▶ [REQUIREMENT]: The listing below should be written out exactly; please include all of it.

[Stored items]
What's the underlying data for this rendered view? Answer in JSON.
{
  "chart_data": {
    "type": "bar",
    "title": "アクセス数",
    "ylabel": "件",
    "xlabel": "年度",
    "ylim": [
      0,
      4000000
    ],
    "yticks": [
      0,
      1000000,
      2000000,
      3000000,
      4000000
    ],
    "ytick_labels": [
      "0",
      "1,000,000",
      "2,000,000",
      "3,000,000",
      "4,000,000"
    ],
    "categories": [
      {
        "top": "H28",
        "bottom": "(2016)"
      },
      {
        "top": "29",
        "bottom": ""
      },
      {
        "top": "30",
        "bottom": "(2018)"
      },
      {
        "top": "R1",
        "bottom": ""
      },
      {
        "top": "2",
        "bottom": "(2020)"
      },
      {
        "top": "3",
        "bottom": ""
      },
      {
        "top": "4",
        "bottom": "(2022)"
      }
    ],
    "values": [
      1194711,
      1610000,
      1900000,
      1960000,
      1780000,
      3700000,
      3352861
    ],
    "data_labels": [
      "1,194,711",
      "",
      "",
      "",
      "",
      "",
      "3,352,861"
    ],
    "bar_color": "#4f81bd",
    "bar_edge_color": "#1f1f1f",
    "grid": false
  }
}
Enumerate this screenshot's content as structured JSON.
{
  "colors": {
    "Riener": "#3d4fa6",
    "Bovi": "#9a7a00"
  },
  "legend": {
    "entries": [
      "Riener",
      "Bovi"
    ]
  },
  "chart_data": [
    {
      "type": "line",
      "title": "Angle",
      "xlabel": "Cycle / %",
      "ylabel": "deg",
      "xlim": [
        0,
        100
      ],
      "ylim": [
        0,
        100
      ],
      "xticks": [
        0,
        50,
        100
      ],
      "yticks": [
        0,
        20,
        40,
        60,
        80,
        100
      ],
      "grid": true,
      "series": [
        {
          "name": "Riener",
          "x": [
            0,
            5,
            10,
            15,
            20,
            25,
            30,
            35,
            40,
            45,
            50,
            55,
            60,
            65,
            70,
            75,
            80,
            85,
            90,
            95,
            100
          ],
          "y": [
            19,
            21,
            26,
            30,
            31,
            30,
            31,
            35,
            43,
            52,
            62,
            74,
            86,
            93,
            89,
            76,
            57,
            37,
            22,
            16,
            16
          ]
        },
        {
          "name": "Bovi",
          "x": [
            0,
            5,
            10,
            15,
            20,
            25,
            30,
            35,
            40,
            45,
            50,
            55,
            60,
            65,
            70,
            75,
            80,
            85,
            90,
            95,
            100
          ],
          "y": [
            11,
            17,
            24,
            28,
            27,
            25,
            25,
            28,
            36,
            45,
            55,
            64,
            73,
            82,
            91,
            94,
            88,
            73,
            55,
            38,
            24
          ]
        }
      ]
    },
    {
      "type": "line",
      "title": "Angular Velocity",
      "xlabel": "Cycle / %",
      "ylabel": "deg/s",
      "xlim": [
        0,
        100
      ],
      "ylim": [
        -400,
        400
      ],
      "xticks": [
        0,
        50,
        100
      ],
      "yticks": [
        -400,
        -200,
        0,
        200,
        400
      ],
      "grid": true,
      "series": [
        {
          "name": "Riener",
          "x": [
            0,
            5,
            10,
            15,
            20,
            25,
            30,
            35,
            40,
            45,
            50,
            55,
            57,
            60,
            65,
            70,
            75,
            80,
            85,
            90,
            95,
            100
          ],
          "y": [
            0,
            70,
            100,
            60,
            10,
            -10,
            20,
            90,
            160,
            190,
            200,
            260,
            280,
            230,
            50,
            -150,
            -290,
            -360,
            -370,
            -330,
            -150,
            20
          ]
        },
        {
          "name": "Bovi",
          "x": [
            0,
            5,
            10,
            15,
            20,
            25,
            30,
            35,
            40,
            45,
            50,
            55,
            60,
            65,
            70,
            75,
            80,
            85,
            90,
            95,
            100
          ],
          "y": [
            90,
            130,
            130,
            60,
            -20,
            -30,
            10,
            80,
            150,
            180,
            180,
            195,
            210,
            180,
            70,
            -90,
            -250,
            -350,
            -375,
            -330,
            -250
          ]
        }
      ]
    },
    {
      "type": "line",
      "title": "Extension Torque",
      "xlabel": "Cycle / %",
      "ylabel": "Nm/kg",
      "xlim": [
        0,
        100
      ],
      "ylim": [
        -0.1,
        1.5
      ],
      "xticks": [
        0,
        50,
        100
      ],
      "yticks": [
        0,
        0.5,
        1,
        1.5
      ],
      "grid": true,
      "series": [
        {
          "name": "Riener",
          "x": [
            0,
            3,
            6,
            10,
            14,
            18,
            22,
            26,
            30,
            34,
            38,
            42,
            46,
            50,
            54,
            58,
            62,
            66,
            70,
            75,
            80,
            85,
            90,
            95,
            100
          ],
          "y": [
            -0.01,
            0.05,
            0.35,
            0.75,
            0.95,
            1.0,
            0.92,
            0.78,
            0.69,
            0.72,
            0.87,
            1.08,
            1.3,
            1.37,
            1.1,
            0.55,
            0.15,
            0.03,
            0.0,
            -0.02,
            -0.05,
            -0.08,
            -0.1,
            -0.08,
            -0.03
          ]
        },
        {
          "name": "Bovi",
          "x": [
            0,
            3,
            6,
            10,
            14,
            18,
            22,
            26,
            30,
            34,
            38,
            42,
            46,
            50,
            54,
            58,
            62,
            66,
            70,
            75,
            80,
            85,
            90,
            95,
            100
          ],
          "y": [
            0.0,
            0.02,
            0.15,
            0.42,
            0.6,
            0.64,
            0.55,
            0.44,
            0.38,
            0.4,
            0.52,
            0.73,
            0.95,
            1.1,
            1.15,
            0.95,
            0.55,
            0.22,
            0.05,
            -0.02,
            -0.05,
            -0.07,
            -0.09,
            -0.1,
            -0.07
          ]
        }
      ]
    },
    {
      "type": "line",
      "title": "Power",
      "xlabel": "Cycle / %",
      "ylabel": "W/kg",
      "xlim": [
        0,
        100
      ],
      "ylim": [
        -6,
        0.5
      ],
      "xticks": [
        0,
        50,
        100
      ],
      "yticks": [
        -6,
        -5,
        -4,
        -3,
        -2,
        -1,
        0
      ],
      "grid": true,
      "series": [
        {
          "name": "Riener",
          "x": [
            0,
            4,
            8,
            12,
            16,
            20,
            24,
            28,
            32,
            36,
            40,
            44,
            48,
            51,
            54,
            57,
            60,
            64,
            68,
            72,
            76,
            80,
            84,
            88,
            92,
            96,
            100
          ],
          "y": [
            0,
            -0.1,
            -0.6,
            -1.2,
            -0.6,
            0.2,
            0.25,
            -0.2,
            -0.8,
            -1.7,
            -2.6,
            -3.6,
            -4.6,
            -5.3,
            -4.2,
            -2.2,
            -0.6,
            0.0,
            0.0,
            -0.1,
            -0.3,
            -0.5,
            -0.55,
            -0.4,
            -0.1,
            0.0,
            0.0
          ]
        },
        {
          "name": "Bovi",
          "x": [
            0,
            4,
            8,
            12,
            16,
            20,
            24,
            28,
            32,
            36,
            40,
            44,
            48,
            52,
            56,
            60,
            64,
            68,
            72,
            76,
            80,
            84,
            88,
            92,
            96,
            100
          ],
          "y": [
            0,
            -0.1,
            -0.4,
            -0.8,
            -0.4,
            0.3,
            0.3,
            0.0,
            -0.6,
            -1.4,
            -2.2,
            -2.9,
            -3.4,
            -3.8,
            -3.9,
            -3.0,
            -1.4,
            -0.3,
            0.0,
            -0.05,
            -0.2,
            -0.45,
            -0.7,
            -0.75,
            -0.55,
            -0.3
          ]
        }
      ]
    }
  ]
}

▶ [SOLUTION TO THE EXERCISE]:
What's the underlying data for this rendered view? Answer in JSON.
{
  "chart_data": {
    "type": "bar",
    "title": "アクセス数",
    "ylabel": "件",
    "xlabel": "年度",
    "ylim": [
      0,
      4000000
    ],
    "yticks": [
      0,
      1000000,
      2000000,
      3000000,
      4000000
    ],
    "ytick_labels": [
      "0",
      "1,000,000",
      "2,000,000",
      "3,000,000",
      "4,000,000"
    ],
    "categories": [
      {
        "top": "H28",
        "bottom": "(2016)"
      },
      {
        "top": "29",
        "bottom": ""
      },
      {
        "top": "30",
        "bottom": "(2018)"
      },
      {
        "top": "R1",
        "bottom": ""
      },
      {
        "top": "2",
        "bottom": "(2020)"
      },
      {
        "top": "3",
        "bottom": ""
      },
      {
        "top": "4",
        "bottom": "(2022)"
      }
    ],
    "values": [
      1194711,
      1610000,
      1900000,
      1960000,
      1780000,
      3700000,
      3352861
    ],
    "data_labels": [
      "1,194,711",
      "",
      "",
      "",
      "",
      "",
      "3,352,861"
    ],
    "bar_color": "#4f81bd",
    "bar_edge_color": "#1f1f1f",
    "grid": false
  }
}
Enumerate this screenshot's content as structured JSON.
{
  "colors": {
    "Riener": "#3d4fa6",
    "Bovi": "#9a7a00"
  },
  "legend": {
    "entries": [
      "Riener",
      "Bovi"
    ]
  },
  "chart_data": [
    {
      "type": "line",
      "title": "Angle",
      "xlabel": "Cycle / %",
      "ylabel": "deg",
      "xlim": [
        0,
        100
      ],
      "ylim": [
        0,
        100
      ],
      "xticks": [
        0,
        50,
        100
      ],
      "yticks": [
        0,
        20,
        40,
        60,
        80,
        100
      ],
      "grid": true,
      "series": [
        {
          "name": "Riener",
          "x": [
            0,
            5,
            10,
            15,
            20,
            25,
            30,
            35,
            40,
            45,
            50,
            55,
            60,
            65,
            70,
            75,
            80,
            85,
            90,
            95,
            100
          ],
          "y": [
            19,
            21,
            26,
            30,
            31,
            30,
            31,
            35,
            43,
            52,
            62,
            74,
            86,
            93,
            89,
            76,
            57,
            37,
            22,
            16,
            16
          ]
        },
        {
          "name": "Bovi",
          "x": [
            0,
            5,
            10,
            15,
            20,
            25,
            30,
            35,
            40,
            45,
            50,
            55,
            60,
            65,
            70,
            75,
            80,
            85,
            90,
            95,
            100
          ],
          "y": [
            11,
            17,
            24,
            28,
            27,
            25,
            25,
            28,
            36,
            45,
            55,
            64,
            73,
            82,
            91,
            94,
            88,
            73,
            55,
            38,
            24
          ]
        }
      ]
    },
    {
      "type": "line",
      "title": "Angular Velocity",
      "xlabel": "Cycle / %",
      "ylabel": "deg/s",
      "xlim": [
        0,
        100
      ],
      "ylim": [
        -400,
        400
      ],
      "xticks": [
        0,
        50,
        100
      ],
      "yticks": [
        -400,
        -200,
        0,
        200,
        400
      ],
      "grid": true,
      "series": [
        {
          "name": "Riener",
          "x": [
            0,
            5,
            10,
            15,
            20,
            25,
            30,
            35,
            40,
            45,
            50,
            55,
            57,
            60,
            65,
            70,
            75,
            80,
            85,
            90,
            95,
            100
          ],
          "y": [
            0,
            70,
            100,
            60,
            10,
            -10,
            20,
            90,
            160,
            190,
            200,
            260,
            280,
            230,
            50,
            -150,
            -290,
            -360,
            -370,
            -330,
            -150,
            20
          ]
        },
        {
          "name": "Bovi",
          "x": [
            0,
            5,
            10,
            15,
            20,
            25,
            30,
            35,
            40,
            45,
            50,
            55,
            60,
            65,
            70,
            75,
            80,
            85,
            90,
            95,
            100
          ],
          "y": [
            90,
            130,
            130,
            60,
            -20,
            -30,
            10,
            80,
            150,
            180,
            180,
            195,
            210,
            180,
            70,
            -90,
            -250,
            -350,
            -375,
            -330,
            -250
          ]
        }
      ]
    },
    {
      "type": "line",
      "title": "Extension Torque",
      "xlabel": "Cycle / %",
      "ylabel": "Nm/kg",
      "xlim": [
        0,
        100
      ],
      "ylim": [
        -0.1,
        1.5
      ],
      "xticks": [
        0,
        50,
        100
      ],
      "yticks": [
        0,
        0.5,
        1,
        1.5
      ],
      "grid": true,
      "series": [
        {
          "name": "Riener",
          "x": [
            0,
            3,
            6,
            10,
            14,
            18,
            22,
            26,
            30,
            34,
            38,
            42,
            46,
            50,
            54,
            58,
            62,
            66,
            70,
            75,
            80,
            85,
            90,
            95,
            100
          ],
          "y": [
            -0.01,
            0.05,
            0.35,
            0.75,
            0.95,
            1.0,
            0.92,
            0.78,
            0.69,
            0.72,
            0.87,
            1.08,
            1.3,
            1.37,
            1.1,
            0.55,
            0.15,
            0.03,
            0.0,
            -0.02,
            -0.05,
            -0.08,
            -0.1,
            -0.08,
            -0.03
          ]
        },
        {
          "name": "Bovi",
          "x": [
            0,
            3,
            6,
            10,
            14,
            18,
            22,
            26,
            30,
            34,
            38,
            42,
            46,
            50,
            54,
            58,
            62,
            66,
            70,
            75,
            80,
            85,
            90,
            95,
            100
          ],
          "y": [
            0.0,
            0.02,
            0.15,
            0.42,
            0.6,
            0.64,
            0.55,
            0.44,
            0.38,
            0.4,
            0.52,
            0.73,
            0.95,
            1.1,
            1.15,
            0.95,
            0.55,
            0.22,
            0.05,
            -0.02,
            -0.05,
            -0.07,
            -0.09,
            -0.1,
            -0.07
          ]
        }
      ]
    },
    {
      "type": "line",
      "title": "Power",
      "xlabel": "Cycle / %",
      "ylabel": "W/kg",
      "xlim": [
        0,
        100
      ],
      "ylim": [
        -6,
        0.5
      ],
      "xticks": [
        0,
        50,
        100
      ],
      "yticks": [
        -6,
        -5,
        -4,
        -3,
        -2,
        -1,
        0
      ],
      "grid": true,
      "series": [
        {
          "name": "Riener",
          "x": [
            0,
            4,
            8,
            12,
            16,
            20,
            24,
            28,
            32,
            36,
            40,
            44,
            48,
            51,
            54,
            57,
            60,
            64,
            68,
            72,
            76,
            80,
            84,
            88,
            92,
            96,
            100
          ],
          "y": [
            0,
            -0.1,
            -0.6,
            -1.2,
            -0.6,
            0.2,
            0.25,
            -0.2,
            -0.8,
            -1.7,
            -2.6,
            -3.6,
            -4.6,
            -5.3,
            -4.2,
            -2.2,
            -0.6,
            0.0,
            0.0,
            -0.1,
            -0.3,
            -0.5,
            -0.55,
            -0.4,
            -0.1,
            0.0,
            0.0
          ]
        },
        {
          "name": "Bovi",
          "x": [
            0,
            4,
            8,
            12,
            16,
            20,
            24,
            28,
            32,
            36,
            40,
            44,
            48,
            52,
            56,
            60,
            64,
            68,
            72,
            76,
            80,
            84,
            88,
            92,
            96,
            100
          ],
          "y": [
            0,
            -0.1,
            -0.4,
            -0.8,
            -0.4,
            0.3,
            0.3,
            0.0,
            -0.6,
            -1.4,
            -2.2,
            -2.9,
            -3.4,
            -3.8,
            -3.9,
            -3.0,
            -1.4,
            -0.3,
            0.0,
            -0.05,
            -0.2,
            -0.45,
            -0.7,
            -0.75,
            -0.55,
            -0.3
          ]
        }
      ]
    }
  ]
}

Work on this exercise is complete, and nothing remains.